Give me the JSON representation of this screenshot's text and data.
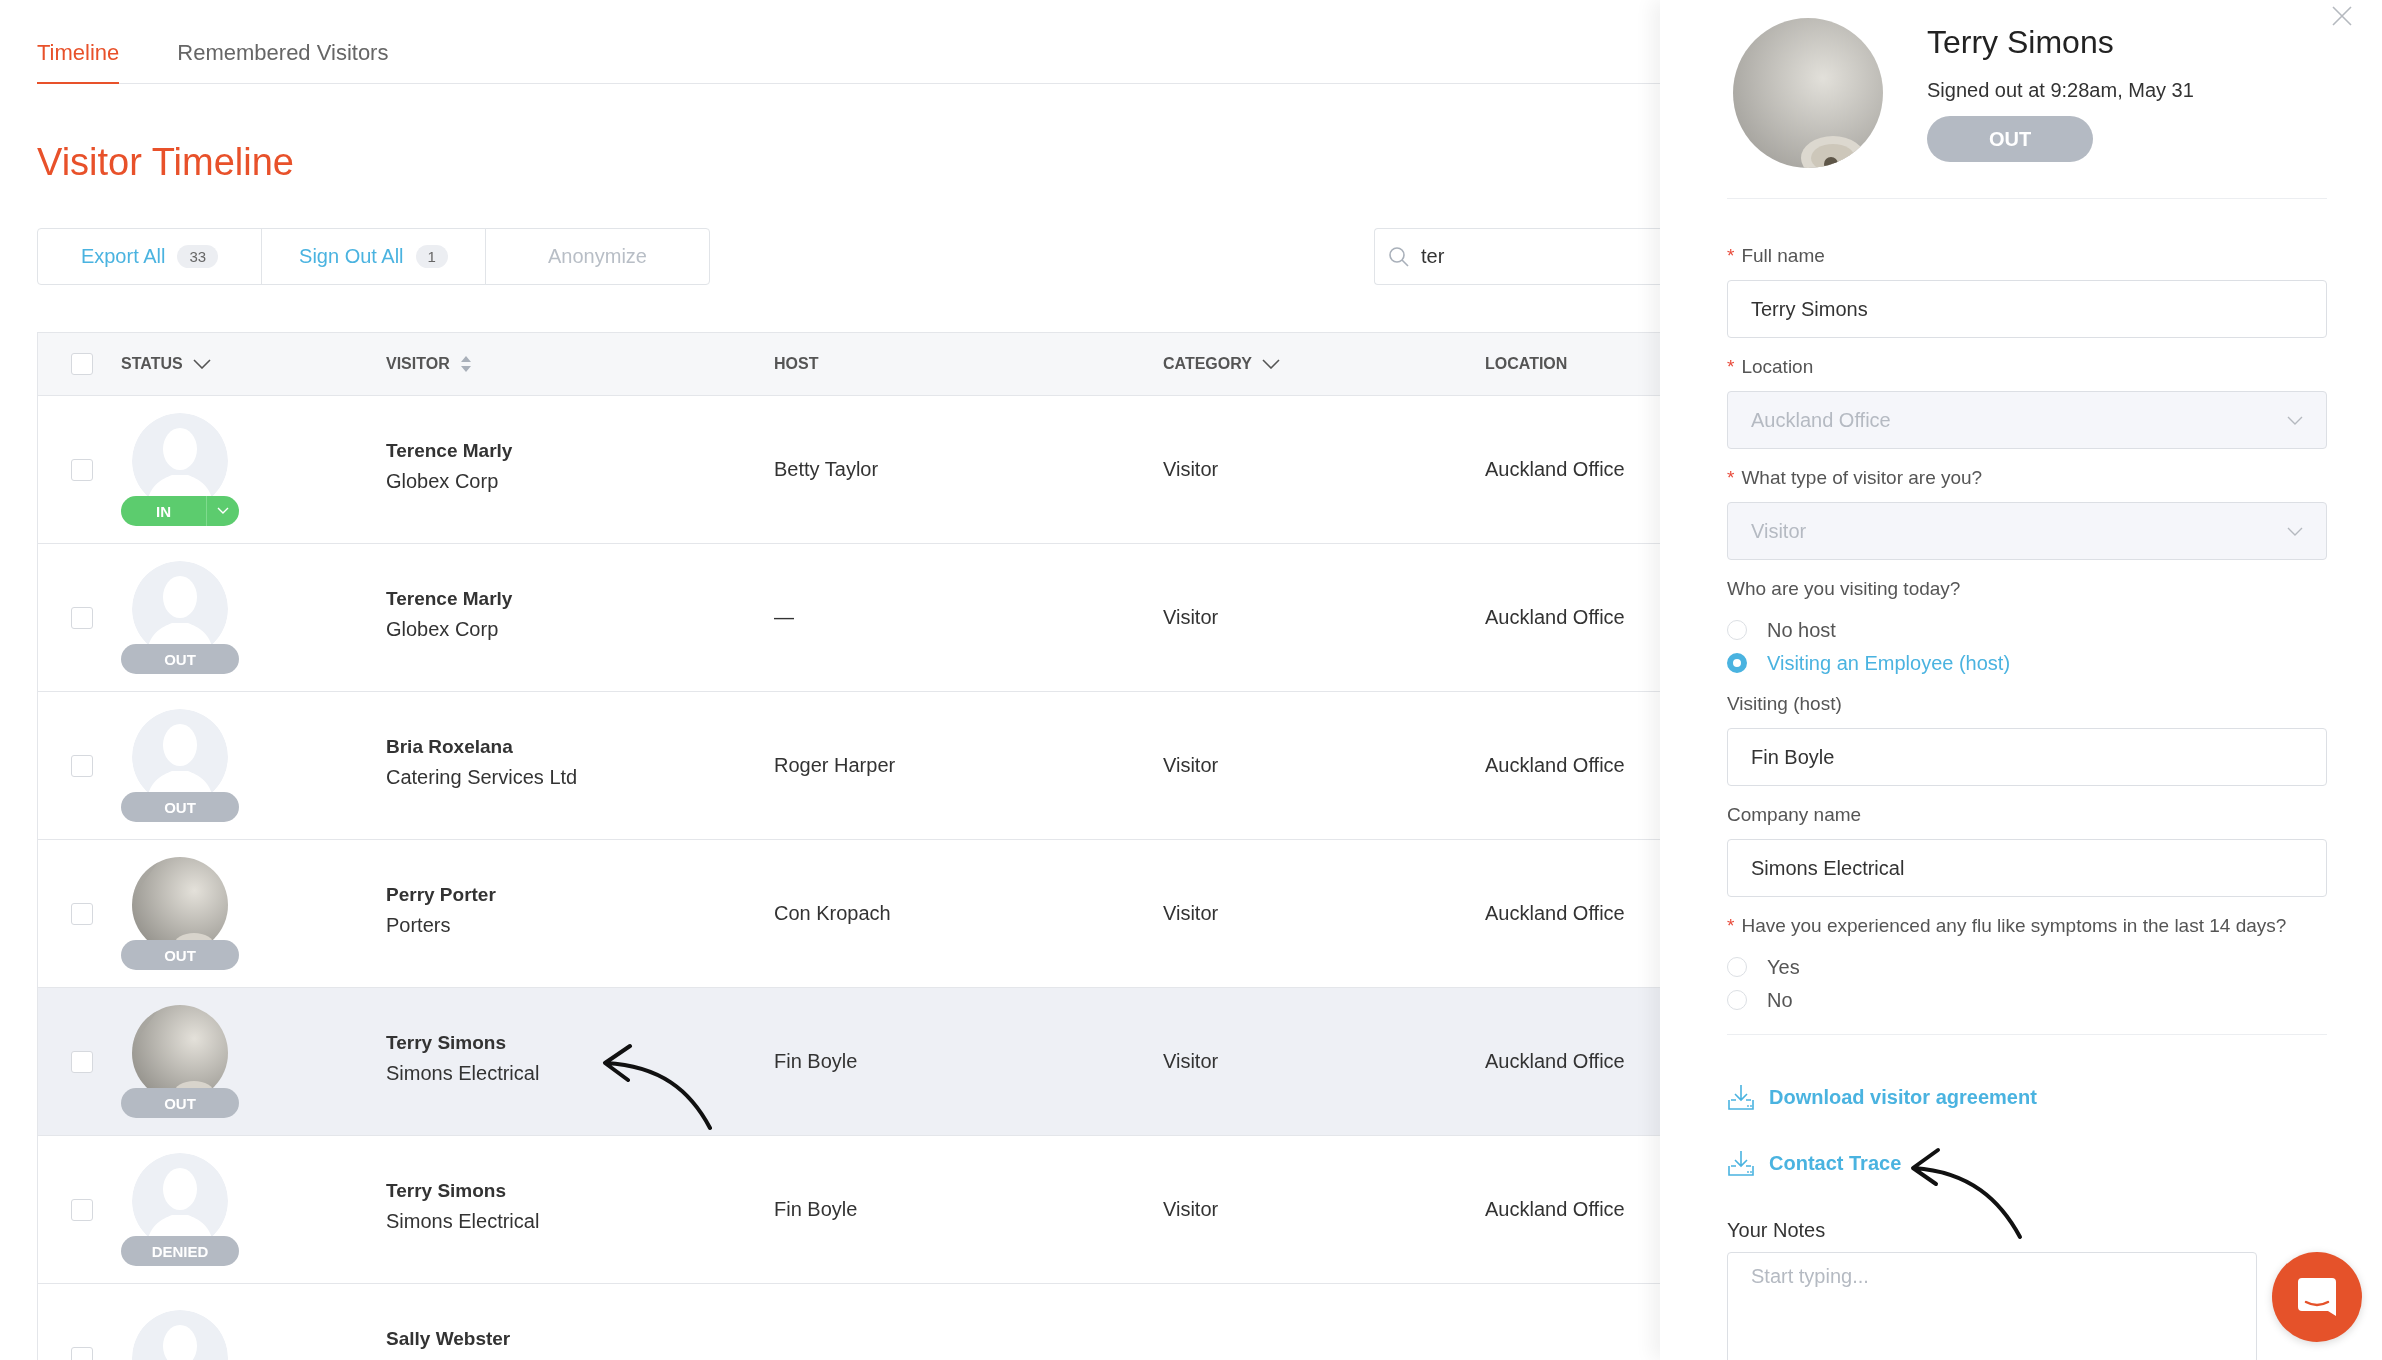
{
  "tabs": [
    {
      "label": "Timeline",
      "selected": true
    },
    {
      "label": "Remembered Visitors",
      "selected": false
    }
  ],
  "title": "Visitor Timeline",
  "toolbar": [
    {
      "label": "Export All",
      "count": "33",
      "disabled": false
    },
    {
      "label": "Sign Out All",
      "count": "1",
      "disabled": false
    },
    {
      "label": "Anonymize",
      "disabled": true
    }
  ],
  "search": {
    "value": "ter"
  },
  "table": {
    "select_all_checked": false,
    "columns": [
      {
        "label": "STATUS",
        "kind": "filter"
      },
      {
        "label": "VISITOR",
        "kind": "sort"
      },
      {
        "label": "HOST",
        "kind": "plain"
      },
      {
        "label": "CATEGORY",
        "kind": "filter"
      },
      {
        "label": "LOCATION",
        "kind": "plain"
      }
    ],
    "rows": [
      {
        "status": {
          "label": "IN",
          "kind": "in"
        },
        "avatar": {
          "kind": "silhouette"
        },
        "name": "Terence Marly",
        "company": "Globex Corp",
        "host": "Betty Taylor",
        "category": "Visitor",
        "location": "Auckland Office",
        "selected": false,
        "checked": false
      },
      {
        "status": {
          "label": "OUT",
          "kind": "out"
        },
        "avatar": {
          "kind": "silhouette"
        },
        "name": "Terence Marly",
        "company": "Globex Corp",
        "host": "—",
        "category": "Visitor",
        "location": "Auckland Office",
        "selected": false,
        "checked": false
      },
      {
        "status": {
          "label": "OUT",
          "kind": "out"
        },
        "avatar": {
          "kind": "silhouette"
        },
        "name": "Bria Roxelana",
        "company": "Catering Services Ltd",
        "host": "Roger Harper",
        "category": "Visitor",
        "location": "Auckland Office",
        "selected": false,
        "checked": false
      },
      {
        "status": {
          "label": "OUT",
          "kind": "out"
        },
        "name": "Perry Porter",
        "company": "Porters",
        "host": "Con Kropach",
        "category": "Visitor",
        "location": "Auckland Office",
        "selected": false,
        "checked": false
      },
      {
        "status": {
          "label": "OUT",
          "kind": "out"
        },
        "name": "Terry Simons",
        "company": "Simons Electrical",
        "host": "Fin Boyle",
        "category": "Visitor",
        "location": "Auckland Office",
        "selected": true,
        "checked": false
      },
      {
        "status": {
          "label": "DENIED",
          "kind": "denied"
        },
        "avatar": {
          "kind": "silhouette"
        },
        "name": "Terry Simons",
        "company": "Simons Electrical",
        "host": "Fin Boyle",
        "category": "Visitor",
        "location": "Auckland Office",
        "selected": false,
        "checked": false
      },
      {
        "avatar": {
          "kind": "silhouette"
        },
        "name": "Sally Webster",
        "selected": false,
        "checked": false
      }
    ]
  },
  "panel": {
    "name": "Terry Simons",
    "subtitle": "Signed out at 9:28am, May 31",
    "status": "OUT",
    "fields": [
      {
        "kind": "text",
        "required_mark": "*",
        "label": "Full name",
        "value": "Terry Simons"
      },
      {
        "kind": "select",
        "required_mark": "*",
        "label": "Location",
        "value": "Auckland Office",
        "disabled": true
      },
      {
        "kind": "select",
        "required_mark": "*",
        "label": "What type of visitor are you?",
        "value": "Visitor",
        "disabled": true
      },
      {
        "kind": "radio",
        "label": "Who are you visiting today?",
        "options": [
          {
            "label": "No host",
            "selected": false
          },
          {
            "label": "Visiting an Employee (host)",
            "selected": true
          }
        ]
      },
      {
        "kind": "text",
        "label": "Visiting (host)",
        "value": "Fin Boyle"
      },
      {
        "kind": "text",
        "label": "Company name",
        "value": "Simons Electrical"
      },
      {
        "kind": "radio",
        "required_mark": "*",
        "label": "Have you experienced any flu like symptoms in the last 14 days?",
        "options": [
          {
            "label": "Yes",
            "selected": false
          },
          {
            "label": "No",
            "selected": false
          }
        ]
      }
    ],
    "links": [
      "Download visitor agreement",
      "Contact Trace"
    ],
    "notes": {
      "label": "Your Notes",
      "placeholder": "Start typing..."
    }
  }
}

**What you should do:** Write out the records above exactly as they appear, leaving out any pictures.

**Result of the task:**
Give me the JSON representation of this screenshot's text and data.
{
  "tabs": [
    {
      "label": "Timeline",
      "selected": true
    },
    {
      "label": "Remembered Visitors",
      "selected": false
    }
  ],
  "title": "Visitor Timeline",
  "toolbar": [
    {
      "label": "Export All",
      "count": "33",
      "disabled": false
    },
    {
      "label": "Sign Out All",
      "count": "1",
      "disabled": false
    },
    {
      "label": "Anonymize",
      "disabled": true
    }
  ],
  "search": {
    "value": "ter"
  },
  "table": {
    "select_all_checked": false,
    "columns": [
      {
        "label": "STATUS",
        "kind": "filter"
      },
      {
        "label": "VISITOR",
        "kind": "sort"
      },
      {
        "label": "HOST",
        "kind": "plain"
      },
      {
        "label": "CATEGORY",
        "kind": "filter"
      },
      {
        "label": "LOCATION",
        "kind": "plain"
      }
    ],
    "rows": [
      {
        "status": {
          "label": "IN",
          "kind": "in"
        },
        "avatar": {
          "kind": "silhouette"
        },
        "name": "Terence Marly",
        "company": "Globex Corp",
        "host": "Betty Taylor",
        "category": "Visitor",
        "location": "Auckland Office",
        "selected": false,
        "checked": false
      },
      {
        "status": {
          "label": "OUT",
          "kind": "out"
        },
        "avatar": {
          "kind": "silhouette"
        },
        "name": "Terence Marly",
        "company": "Globex Corp",
        "host": "—",
        "category": "Visitor",
        "location": "Auckland Office",
        "selected": false,
        "checked": false
      },
      {
        "status": {
          "label": "OUT",
          "kind": "out"
        },
        "avatar": {
          "kind": "silhouette"
        },
        "name": "Bria Roxelana",
        "company": "Catering Services Ltd",
        "host": "Roger Harper",
        "category": "Visitor",
        "location": "Auckland Office",
        "selected": false,
        "checked": false
      },
      {
        "status": {
          "label": "OUT",
          "kind": "out"
        },
        "name": "Perry Porter",
        "company": "Porters",
        "host": "Con Kropach",
        "category": "Visitor",
        "location": "Auckland Office",
        "selected": false,
        "checked": false
      },
      {
        "status": {
          "label": "OUT",
          "kind": "out"
        },
        "name": "Terry Simons",
        "company": "Simons Electrical",
        "host": "Fin Boyle",
        "category": "Visitor",
        "location": "Auckland Office",
        "selected": true,
        "checked": false
      },
      {
        "status": {
          "label": "DENIED",
          "kind": "denied"
        },
        "avatar": {
          "kind": "silhouette"
        },
        "name": "Terry Simons",
        "company": "Simons Electrical",
        "host": "Fin Boyle",
        "category": "Visitor",
        "location": "Auckland Office",
        "selected": false,
        "checked": false
      },
      {
        "avatar": {
          "kind": "silhouette"
        },
        "name": "Sally Webster",
        "selected": false,
        "checked": false
      }
    ]
  },
  "panel": {
    "name": "Terry Simons",
    "subtitle": "Signed out at 9:28am, May 31",
    "status": "OUT",
    "fields": [
      {
        "kind": "text",
        "required_mark": "*",
        "label": "Full name",
        "value": "Terry Simons"
      },
      {
        "kind": "select",
        "required_mark": "*",
        "label": "Location",
        "value": "Auckland Office",
        "disabled": true
      },
      {
        "kind": "select",
        "required_mark": "*",
        "label": "What type of visitor are you?",
        "value": "Visitor",
        "disabled": true
      },
      {
        "kind": "radio",
        "label": "Who are you visiting today?",
        "options": [
          {
            "label": "No host",
            "selected": false
          },
          {
            "label": "Visiting an Employee (host)",
            "selected": true
          }
        ]
      },
      {
        "kind": "text",
        "label": "Visiting (host)",
        "value": "Fin Boyle"
      },
      {
        "kind": "text",
        "label": "Company name",
        "value": "Simons Electrical"
      },
      {
        "kind": "radio",
        "required_mark": "*",
        "label": "Have you experienced any flu like symptoms in the last 14 days?",
        "options": [
          {
            "label": "Yes",
            "selected": false
          },
          {
            "label": "No",
            "selected": false
          }
        ]
      }
    ],
    "links": [
      "Download visitor agreement",
      "Contact Trace"
    ],
    "notes": {
      "label": "Your Notes",
      "placeholder": "Start typing..."
    }
  }
}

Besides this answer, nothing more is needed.